### [Written request]
Pick out every line in the data below that holds "Office".

>> begin Supplied records

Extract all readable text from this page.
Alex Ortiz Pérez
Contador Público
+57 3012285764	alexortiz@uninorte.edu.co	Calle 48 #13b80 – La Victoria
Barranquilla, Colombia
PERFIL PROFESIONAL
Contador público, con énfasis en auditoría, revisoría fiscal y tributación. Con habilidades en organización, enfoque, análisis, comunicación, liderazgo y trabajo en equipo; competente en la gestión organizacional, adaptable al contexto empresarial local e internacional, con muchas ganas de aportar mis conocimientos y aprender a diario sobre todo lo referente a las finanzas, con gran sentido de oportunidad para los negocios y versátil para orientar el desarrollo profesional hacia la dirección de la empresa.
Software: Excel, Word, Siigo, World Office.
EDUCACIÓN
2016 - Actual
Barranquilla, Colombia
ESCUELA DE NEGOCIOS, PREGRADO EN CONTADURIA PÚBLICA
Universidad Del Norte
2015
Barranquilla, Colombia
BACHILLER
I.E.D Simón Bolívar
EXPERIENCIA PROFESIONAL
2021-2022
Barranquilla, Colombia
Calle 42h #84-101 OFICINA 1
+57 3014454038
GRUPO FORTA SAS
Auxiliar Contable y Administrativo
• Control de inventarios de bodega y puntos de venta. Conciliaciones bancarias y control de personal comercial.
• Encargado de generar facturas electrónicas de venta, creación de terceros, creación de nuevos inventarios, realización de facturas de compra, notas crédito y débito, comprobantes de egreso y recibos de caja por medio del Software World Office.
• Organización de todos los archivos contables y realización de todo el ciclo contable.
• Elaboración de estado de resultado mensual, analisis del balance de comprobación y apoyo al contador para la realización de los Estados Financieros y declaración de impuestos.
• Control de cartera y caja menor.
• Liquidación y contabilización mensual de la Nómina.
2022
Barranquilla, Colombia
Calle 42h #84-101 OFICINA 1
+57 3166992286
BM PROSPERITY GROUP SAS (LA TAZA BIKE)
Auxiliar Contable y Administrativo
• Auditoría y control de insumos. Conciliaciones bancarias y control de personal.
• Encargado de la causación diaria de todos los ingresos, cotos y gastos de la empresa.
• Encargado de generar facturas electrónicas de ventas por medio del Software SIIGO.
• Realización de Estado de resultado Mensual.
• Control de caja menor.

>> end Supplied records

### [Expected answer]
Software: Excel, Word, Siigo, World Office.
• Encargado de generar facturas electrónicas de venta, creación de terceros, creación de nuevos inventarios, realización de facturas de compra, notas crédito y débito, comprobantes de egreso y recibos de caja por medio del Software World Office.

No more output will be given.